*Task to carry out:* Search the material below for the word "robocasting" and copy every line in which it occurs.

*Exercise material:*
--------------------------------

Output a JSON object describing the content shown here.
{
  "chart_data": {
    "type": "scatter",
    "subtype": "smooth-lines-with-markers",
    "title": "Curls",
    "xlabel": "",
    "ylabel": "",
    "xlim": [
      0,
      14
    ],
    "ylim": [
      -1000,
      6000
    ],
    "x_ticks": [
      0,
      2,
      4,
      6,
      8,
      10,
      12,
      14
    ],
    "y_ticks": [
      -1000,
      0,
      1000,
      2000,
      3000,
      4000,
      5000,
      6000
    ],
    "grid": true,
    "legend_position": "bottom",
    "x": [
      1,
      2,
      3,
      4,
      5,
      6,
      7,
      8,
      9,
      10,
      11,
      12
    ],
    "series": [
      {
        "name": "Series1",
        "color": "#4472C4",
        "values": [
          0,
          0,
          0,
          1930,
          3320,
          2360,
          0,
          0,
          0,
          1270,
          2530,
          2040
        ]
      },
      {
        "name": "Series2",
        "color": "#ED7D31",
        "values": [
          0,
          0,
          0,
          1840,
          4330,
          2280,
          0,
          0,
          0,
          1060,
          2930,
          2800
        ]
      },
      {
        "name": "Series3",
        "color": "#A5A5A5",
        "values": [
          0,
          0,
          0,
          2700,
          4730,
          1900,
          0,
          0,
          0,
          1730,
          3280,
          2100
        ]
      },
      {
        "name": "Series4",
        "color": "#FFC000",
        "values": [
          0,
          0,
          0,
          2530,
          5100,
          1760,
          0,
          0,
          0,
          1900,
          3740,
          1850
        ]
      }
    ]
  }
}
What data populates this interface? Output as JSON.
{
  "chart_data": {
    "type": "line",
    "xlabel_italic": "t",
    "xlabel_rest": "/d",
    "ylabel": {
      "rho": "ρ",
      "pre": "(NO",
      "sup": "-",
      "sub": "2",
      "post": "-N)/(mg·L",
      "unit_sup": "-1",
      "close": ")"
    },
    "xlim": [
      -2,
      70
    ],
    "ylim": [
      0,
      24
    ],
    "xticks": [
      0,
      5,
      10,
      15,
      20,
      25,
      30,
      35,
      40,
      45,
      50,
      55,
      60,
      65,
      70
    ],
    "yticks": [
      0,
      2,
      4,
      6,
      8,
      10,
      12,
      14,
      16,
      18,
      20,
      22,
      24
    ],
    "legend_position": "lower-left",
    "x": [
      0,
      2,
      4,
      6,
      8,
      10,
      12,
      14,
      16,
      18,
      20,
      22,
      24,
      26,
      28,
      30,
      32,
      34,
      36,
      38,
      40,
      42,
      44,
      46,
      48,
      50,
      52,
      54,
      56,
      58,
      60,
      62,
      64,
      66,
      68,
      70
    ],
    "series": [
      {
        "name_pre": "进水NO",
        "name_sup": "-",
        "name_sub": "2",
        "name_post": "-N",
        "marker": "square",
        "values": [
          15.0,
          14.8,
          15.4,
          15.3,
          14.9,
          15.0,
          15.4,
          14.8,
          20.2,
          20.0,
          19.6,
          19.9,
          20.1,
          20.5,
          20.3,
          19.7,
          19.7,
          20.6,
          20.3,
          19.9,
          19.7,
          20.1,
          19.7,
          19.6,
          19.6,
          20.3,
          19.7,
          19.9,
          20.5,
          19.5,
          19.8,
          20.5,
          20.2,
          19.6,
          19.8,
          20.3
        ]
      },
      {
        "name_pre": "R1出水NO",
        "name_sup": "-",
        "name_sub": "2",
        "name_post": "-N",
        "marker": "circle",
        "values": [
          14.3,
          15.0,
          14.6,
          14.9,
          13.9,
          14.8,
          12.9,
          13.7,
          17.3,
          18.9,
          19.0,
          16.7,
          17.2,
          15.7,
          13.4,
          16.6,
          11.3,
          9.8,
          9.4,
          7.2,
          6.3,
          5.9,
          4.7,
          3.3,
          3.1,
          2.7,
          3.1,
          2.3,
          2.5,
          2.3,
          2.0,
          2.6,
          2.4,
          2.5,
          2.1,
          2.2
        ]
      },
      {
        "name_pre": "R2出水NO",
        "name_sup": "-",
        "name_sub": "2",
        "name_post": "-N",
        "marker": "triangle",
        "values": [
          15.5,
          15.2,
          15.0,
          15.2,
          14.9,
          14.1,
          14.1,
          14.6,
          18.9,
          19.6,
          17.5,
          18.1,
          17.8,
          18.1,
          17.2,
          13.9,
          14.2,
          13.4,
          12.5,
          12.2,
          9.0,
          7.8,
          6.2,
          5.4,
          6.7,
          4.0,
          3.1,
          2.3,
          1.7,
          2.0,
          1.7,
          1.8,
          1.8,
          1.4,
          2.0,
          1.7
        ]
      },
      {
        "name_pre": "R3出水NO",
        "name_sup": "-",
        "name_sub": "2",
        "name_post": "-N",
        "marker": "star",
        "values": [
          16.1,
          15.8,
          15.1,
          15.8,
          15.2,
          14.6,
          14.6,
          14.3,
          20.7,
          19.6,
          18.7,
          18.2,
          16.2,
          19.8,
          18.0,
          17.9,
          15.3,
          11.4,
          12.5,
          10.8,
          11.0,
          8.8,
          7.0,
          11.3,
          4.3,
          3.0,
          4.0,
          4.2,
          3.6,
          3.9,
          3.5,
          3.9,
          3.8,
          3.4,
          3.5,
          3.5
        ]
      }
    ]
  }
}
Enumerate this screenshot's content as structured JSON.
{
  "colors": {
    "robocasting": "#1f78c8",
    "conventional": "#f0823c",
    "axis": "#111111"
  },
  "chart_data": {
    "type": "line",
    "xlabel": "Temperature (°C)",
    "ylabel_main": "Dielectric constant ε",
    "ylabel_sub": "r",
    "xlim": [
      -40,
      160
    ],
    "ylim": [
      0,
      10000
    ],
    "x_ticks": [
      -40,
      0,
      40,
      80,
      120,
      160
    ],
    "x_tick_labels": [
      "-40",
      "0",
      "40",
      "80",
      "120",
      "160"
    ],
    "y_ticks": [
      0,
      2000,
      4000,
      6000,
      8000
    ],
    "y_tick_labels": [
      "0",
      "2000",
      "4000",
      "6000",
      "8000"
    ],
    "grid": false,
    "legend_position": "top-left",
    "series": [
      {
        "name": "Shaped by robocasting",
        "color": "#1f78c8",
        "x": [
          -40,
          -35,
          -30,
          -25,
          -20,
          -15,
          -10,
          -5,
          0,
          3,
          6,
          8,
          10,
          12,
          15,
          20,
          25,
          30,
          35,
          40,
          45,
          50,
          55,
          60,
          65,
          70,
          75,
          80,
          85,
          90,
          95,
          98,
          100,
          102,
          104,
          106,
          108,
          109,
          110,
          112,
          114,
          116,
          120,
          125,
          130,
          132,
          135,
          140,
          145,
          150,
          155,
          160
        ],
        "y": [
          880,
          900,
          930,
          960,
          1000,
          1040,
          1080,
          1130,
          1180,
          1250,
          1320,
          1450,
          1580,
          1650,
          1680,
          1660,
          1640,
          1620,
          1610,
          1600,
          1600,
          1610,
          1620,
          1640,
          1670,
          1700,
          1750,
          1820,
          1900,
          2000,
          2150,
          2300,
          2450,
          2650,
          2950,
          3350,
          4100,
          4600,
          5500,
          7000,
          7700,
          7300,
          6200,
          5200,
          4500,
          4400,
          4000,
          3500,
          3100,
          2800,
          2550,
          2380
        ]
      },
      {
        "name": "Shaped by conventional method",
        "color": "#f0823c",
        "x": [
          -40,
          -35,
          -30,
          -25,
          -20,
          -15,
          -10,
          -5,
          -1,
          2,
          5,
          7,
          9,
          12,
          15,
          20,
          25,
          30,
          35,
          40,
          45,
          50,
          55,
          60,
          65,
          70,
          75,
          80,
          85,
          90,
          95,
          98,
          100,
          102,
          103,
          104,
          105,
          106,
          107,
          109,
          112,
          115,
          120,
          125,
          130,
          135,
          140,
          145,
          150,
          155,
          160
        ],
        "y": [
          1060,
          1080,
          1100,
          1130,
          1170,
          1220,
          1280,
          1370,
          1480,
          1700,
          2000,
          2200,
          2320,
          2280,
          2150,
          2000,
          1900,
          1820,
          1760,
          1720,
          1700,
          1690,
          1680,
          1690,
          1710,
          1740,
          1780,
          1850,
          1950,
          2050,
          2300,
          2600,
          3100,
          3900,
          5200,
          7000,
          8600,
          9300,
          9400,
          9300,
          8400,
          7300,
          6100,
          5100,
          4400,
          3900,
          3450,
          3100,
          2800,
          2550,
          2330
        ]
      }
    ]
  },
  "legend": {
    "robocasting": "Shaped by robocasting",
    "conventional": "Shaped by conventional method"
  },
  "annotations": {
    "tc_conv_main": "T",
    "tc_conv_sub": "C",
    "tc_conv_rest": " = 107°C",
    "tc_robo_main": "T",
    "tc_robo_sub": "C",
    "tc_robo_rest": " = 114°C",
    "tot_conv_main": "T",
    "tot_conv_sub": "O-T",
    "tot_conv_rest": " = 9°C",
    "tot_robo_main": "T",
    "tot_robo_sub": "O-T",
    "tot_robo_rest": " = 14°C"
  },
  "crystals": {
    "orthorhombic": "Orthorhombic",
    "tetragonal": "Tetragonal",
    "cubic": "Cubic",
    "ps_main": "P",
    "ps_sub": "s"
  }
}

--------------------------------

*Response:*
    "robocasting": "#1f78c8",
        "name": "Shaped by robocasting",
    "robocasting": "Shaped by robocasting",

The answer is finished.